→ **DOCUMENT SECTION**
But many such international researchers are now falling victim to the federal government’s “Catch and Revoke” program, which is dedicated to revoking their visas, making them vulnerable to be arrested by ICE and shipped off to detention centers in Louisiana or Texas.

Their crime? In most cases they have done nothing other than espousing political views that some in the administration might deem offensive or contrary to U.S. foreign policy. Some haven’t even done this. But one discernible pattern involves the national origin or perceived religious identities of those targeted. Many are from Muslim-majority countries.

The Catch and Revoke program reflects a broader failure to recognize the significant contributions that students and scholars from Muslim-majority nations have made and will make to our nation and to the global community because of the opportunities afforded to them by American colleges and universities.

One of the most identifiable buildings in Chicago is the impressive Willis Tower (formerly Sears Tower). Its main structural engineer, Fazlur Rahman Khan, was born and raised in Bangladesh. He received a Fulbright to pursue a Ph.D. in structural engineering at the University of Illinois in the 1950s and went on to become the “Einstein of structural engineering,” in the words of the Steel Tube Institute. He has had a lasting impact not only on the Chicago skyline but on skyscraper design and construction throughout the world.

A fellow Bangladeshi, Muhammad Yunus, pursued a Ph.D. in economics at Vanderbilt University on his way to developing and refining micro-financing and micro-lending for impoverished populations, particularly women, to provide them with a pathway out of abject poverty. His work led to a Nobel Peace Prize in 2006.

The Egyptian aerospace engineer Tahani Amer completed her undergraduate and graduate degrees at Old Dominion University. She has leveraged her education to pursue a distinguished career at NASA for more than 30 years, where she has conducted research on Computational Fluid Dynamics to further NASA’s aeronautic research efforts.

→ **DATA RECORDS**
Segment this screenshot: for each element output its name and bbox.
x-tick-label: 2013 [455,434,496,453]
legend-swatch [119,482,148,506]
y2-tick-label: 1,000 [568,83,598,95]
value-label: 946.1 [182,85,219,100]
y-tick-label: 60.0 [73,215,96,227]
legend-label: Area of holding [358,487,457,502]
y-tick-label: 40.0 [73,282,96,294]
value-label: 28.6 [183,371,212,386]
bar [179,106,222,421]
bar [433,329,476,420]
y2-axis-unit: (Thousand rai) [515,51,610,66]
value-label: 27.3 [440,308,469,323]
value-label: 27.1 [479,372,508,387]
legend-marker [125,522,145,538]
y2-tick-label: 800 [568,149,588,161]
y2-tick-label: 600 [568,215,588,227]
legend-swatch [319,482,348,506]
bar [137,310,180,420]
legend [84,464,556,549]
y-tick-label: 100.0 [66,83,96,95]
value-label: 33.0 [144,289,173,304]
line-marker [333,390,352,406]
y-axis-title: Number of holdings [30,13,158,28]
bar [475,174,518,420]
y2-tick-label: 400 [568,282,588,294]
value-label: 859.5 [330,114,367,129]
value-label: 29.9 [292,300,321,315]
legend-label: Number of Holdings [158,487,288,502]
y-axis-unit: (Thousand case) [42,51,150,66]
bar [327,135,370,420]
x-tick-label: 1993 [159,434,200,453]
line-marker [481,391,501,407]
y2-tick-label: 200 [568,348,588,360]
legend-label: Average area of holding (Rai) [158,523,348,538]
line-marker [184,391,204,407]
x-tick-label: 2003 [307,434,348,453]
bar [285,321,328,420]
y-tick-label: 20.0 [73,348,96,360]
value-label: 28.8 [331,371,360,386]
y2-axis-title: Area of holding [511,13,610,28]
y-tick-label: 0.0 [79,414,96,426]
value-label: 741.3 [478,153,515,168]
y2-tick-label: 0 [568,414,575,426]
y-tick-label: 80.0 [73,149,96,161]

→ **WORK ITEM A**
According to the passage about international scholars, where did Tahani Amer complete her undergraduate and graduate degrees?
→ **WORK ITEM B**
Reproduce the passage about international scholars starting at "One of the most" and ending at "throughout the world.".
→ **WORK ITEM C**
Extend the passage about international scholars past its last sentence.

→ **RESPONSE AREA A**
Old Dominion University.

→ **RESPONSE AREA B**
One of the most identifiable buildings in Chicago is the impressive Willis Tower (formerly Sears Tower). Its main structural engineer, Fazlur Rahman Khan, was born and raised in Bangladesh. He received a Fulbright to pursue a Ph.D. in structural engineering at the University of Illinois in the 1950s and went on to become the “Einstein of structural engineering,” in the words of the Steel Tube Institute. He has had a lasting impact not only on the Chicago skyline but on skyscraper design and construction throughout the world.

→ **RESPONSE AREA C**
Scores of students and scholars from Muslim-majority countries have made major contributions to the fields of medicine, journalism, education, technology, diplomacy and business. While some go on to engineer iconic skyscrapers or to win Nobel Prizes, most turn their learning and experiences at American universities into making contributions that attract less fame or public accolades but are just as essential.

Rümeysa Öztürk, the Turkish graduate student detained in March by ICE, likely would have been part of the latter group. She was pursuing research at Tufts University on how adolescents make use of social media to have a positive social impact. It’s research that has the potential to make a positive contribution to the study of child development in a digital age. Now Öztürk’s research is on indefinite hold, as is her future in the United States.

Our nation and the global community benefit greatly when we create opportunities for people of diverse religions and nationalities to study, teach and conduct research at our universities. When we maximize these opportunities, we improve the chances that cancer patients will survive, skylines will be populated with structurally sound buildings, people with limited access to conventional banking will be able to make a living and to boost their economies, and our planet and solar system will be studied and explored in pursuit of the common good.



Students and scholars from Muslim-majority countries don’t deserve to be treated collectively as a suspect population much less an existential threat. Their presence here is not a problem to be solved. It’s a privilege — for them and for us — for which we should be grateful.

(Todd Green, formerly a religious studies professor at Luther College and a Franklin Fellow at the U.S. State Department, currently serves as senior director of campus partnerships at Interfaith America. He is the author, most recently, of “The Fear of Islam: An Introduction to Islamophobia in the West.” The views expressed in this commentary do not necessarily reflect those of Religion News Service.)